- **GOAL OF THE EXERCISE**: All records are to be retyped faithfully and completely.
────────────────────────────────────────
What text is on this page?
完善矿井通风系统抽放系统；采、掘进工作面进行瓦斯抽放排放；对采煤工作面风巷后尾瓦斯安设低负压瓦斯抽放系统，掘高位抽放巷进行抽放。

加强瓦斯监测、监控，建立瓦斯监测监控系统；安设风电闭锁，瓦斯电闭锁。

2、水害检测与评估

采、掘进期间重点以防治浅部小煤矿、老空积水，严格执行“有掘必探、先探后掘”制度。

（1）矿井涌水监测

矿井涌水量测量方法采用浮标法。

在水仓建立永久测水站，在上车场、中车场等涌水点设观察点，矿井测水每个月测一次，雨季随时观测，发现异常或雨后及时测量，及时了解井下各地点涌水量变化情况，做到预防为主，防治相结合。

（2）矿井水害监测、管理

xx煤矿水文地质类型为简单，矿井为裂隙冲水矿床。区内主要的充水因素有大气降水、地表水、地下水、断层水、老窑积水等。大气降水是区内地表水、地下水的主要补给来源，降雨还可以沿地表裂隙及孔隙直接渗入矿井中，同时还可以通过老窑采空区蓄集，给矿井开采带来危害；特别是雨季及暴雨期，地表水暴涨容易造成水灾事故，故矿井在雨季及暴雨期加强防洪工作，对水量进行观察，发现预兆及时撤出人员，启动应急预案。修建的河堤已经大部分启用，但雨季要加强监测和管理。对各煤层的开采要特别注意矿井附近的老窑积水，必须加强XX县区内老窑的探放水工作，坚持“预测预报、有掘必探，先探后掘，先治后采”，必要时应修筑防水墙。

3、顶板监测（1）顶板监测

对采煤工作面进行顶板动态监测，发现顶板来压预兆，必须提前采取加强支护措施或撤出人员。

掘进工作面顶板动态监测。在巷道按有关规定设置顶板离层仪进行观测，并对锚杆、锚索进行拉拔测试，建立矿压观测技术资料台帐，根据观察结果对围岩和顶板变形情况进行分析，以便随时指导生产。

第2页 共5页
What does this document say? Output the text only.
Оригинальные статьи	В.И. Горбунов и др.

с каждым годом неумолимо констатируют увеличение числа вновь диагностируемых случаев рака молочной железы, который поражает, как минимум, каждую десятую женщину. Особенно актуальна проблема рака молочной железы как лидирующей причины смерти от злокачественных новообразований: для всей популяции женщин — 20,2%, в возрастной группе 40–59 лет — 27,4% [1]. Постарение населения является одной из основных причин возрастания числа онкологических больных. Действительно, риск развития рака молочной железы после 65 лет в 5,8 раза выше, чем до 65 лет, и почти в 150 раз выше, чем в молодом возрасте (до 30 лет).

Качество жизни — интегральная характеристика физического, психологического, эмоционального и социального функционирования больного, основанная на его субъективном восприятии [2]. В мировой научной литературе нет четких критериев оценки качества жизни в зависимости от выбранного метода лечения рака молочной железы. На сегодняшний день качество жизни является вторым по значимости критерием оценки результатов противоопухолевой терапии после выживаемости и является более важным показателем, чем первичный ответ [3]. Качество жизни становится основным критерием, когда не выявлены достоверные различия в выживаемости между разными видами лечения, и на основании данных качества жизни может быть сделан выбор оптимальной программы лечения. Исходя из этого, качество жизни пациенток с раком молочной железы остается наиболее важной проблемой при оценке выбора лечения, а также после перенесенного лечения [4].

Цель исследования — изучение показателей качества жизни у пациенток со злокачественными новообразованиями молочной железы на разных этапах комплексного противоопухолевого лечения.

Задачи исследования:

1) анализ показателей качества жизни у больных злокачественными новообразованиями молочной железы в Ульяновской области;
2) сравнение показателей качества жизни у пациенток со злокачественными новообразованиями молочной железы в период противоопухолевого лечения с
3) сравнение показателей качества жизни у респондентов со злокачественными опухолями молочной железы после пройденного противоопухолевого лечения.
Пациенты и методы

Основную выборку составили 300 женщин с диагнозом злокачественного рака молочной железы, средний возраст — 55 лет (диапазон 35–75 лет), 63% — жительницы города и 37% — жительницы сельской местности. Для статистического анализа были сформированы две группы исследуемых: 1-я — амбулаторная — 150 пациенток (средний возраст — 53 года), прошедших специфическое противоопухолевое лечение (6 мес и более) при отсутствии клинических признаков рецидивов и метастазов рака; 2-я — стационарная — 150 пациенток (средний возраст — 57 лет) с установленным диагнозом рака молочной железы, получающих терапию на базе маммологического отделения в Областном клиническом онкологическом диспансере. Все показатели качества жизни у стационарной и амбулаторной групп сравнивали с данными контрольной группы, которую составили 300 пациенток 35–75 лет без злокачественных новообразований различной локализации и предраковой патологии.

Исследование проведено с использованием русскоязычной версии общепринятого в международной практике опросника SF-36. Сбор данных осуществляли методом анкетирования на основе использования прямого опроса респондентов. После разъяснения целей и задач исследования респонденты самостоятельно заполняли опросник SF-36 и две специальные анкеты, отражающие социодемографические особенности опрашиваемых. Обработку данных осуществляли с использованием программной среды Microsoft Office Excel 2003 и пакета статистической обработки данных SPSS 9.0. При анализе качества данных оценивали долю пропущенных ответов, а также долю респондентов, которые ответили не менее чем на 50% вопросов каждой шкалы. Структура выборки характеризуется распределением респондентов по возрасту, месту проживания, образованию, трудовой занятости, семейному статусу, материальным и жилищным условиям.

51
────────────────────────────────────────
- **IN RESPONSE**:
What text is on this page?
完善矿井通风系统抽放系统；采、掘进工作面进行瓦斯抽放排放；对采煤工作面风巷后尾瓦斯安设低负压瓦斯抽放系统，掘高位抽放巷进行抽放。

加强瓦斯监测、监控，建立瓦斯监测监控系统；安设风电闭锁，瓦斯电闭锁。

2、水害检测与评估

采、掘进期间重点以防治浅部小煤矿、老空积水，严格执行“有掘必探、先探后掘”制度。

（1）矿井涌水监测

矿井涌水量测量方法采用浮标法。

在水仓建立永久测水站，在上车场、中车场等涌水点设观察点，矿井测水每个月测一次，雨季随时观测，发现异常或雨后及时测量，及时了解井下各地点涌水量变化情况，做到预防为主，防治相结合。

（2）矿井水害监测、管理

xx煤矿水文地质类型为简单，矿井为裂隙冲水矿床。区内主要的充水因素有大气降水、地表水、地下水、断层水、老窑积水等。大气降水是区内地表水、地下水的主要补给来源，降雨还可以沿地表裂隙及孔隙直接渗入矿井中，同时还可以通过老窑采空区蓄集，给矿井开采带来危害；特别是雨季及暴雨期，地表水暴涨容易造成水灾事故，故矿井在雨季及暴雨期加强防洪工作，对水量进行观察，发现预兆及时撤出人员，启动应急预案。修建的河堤已经大部分启用，但雨季要加强监测和管理。对各煤层的开采要特别注意矿井附近的老窑积水，必须加强XX县区内老窑的探放水工作，坚持“预测预报、有掘必探，先探后掘，先治后采”，必要时应修筑防水墙。

3、顶板监测（1）顶板监测

对采煤工作面进行顶板动态监测，发现顶板来压预兆，必须提前采取加强支护措施或撤出人员。

掘进工作面顶板动态监测。在巷道按有关规定设置顶板离层仪进行观测，并对锚杆、锚索进行拉拔测试，建立矿压观测技术资料台帐，根据观察结果对围岩和顶板变形情况进行分析，以便随时指导生产。

第2页 共5页
What does this document say? Output the text only.
Оригинальные статьи	В.И. Горбунов и др.

с каждым годом неумолимо констатируют увеличение числа вновь диагностируемых случаев рака молочной железы, который поражает, как минимум, каждую десятую женщину. Особенно актуальна проблема рака молочной железы как лидирующей причины смерти от злокачественных новообразований: для всей популяции женщин — 20,2%, в возрастной группе 40–59 лет — 27,4% [1]. Постарение населения является одной из основных причин возрастания числа онкологических больных. Действительно, риск развития рака молочной железы после 65 лет в 5,8 раза выше, чем до 65 лет, и почти в 150 раз выше, чем в молодом возрасте (до 30 лет).

Качество жизни — интегральная характеристика физического, психологического, эмоционального и социального функционирования больного, основанная на его субъективном восприятии [2]. В мировой научной литературе нет четких критериев оценки качества жизни в зависимости от выбранного метода лечения рака молочной железы. На сегодняшний день качество жизни является вторым по значимости критерием оценки результатов противоопухолевой терапии после выживаемости и является более важным показателем, чем первичный ответ [3]. Качество жизни становится основным критерием, когда не выявлены достоверные различия в выживаемости между разными видами лечения, и на основании данных качества жизни может быть сделан выбор оптимальной программы лечения. Исходя из этого, качество жизни пациенток с раком молочной железы остается наиболее важной проблемой при оценке выбора лечения, а также после перенесенного лечения [4].

Цель исследования — изучение показателей качества жизни у пациенток со злокачественными новообразованиями молочной железы на разных этапах комплексного противоопухолевого лечения.

Задачи исследования:

1) анализ показателей качества жизни у больных злокачественными новообразованиями молочной железы в Ульяновской области;
2) сравнение показателей качества жизни у пациенток со злокачественными новообразованиями молочной железы в период противоопухолевого лечения с
3) сравнение показателей качества жизни у респондентов со злокачественными опухолями молочной железы после пройденного противоопухолевого лечения.
Пациенты и методы

Основную выборку составили 300 женщин с диагнозом злокачественного рака молочной железы, средний возраст — 55 лет (диапазон 35–75 лет), 63% — жительницы города и 37% — жительницы сельской местности. Для статистического анализа были сформированы две группы исследуемых: 1-я — амбулаторная — 150 пациенток (средний возраст — 53 года), прошедших специфическое противоопухолевое лечение (6 мес и более) при отсутствии клинических признаков рецидивов и метастазов рака; 2-я — стационарная — 150 пациенток (средний возраст — 57 лет) с установленным диагнозом рака молочной железы, получающих терапию на базе маммологического отделения в Областном клиническом онкологическом диспансере. Все показатели качества жизни у стационарной и амбулаторной групп сравнивали с данными контрольной группы, которую составили 300 пациенток 35–75 лет без злокачественных новообразований различной локализации и предраковой патологии.

Исследование проведено с использованием русскоязычной версии общепринятого в международной практике опросника SF-36. Сбор данных осуществляли методом анкетирования на основе использования прямого опроса респондентов. После разъяснения целей и задач исследования респонденты самостоятельно заполняли опросник SF-36 и две специальные анкеты, отражающие социодемографические особенности опрашиваемых. Обработку данных осуществляли с использованием программной среды Microsoft Office Excel 2003 и пакета статистической обработки данных SPSS 9.0. При анализе качества данных оценивали долю пропущенных ответов, а также долю респондентов, которые ответили не менее чем на 50% вопросов каждой шкалы. Структура выборки характеризуется распределением респондентов по возрасту, месту проживания, образованию, трудовой занятости, семейному статусу, материальным и жилищным условиям.

51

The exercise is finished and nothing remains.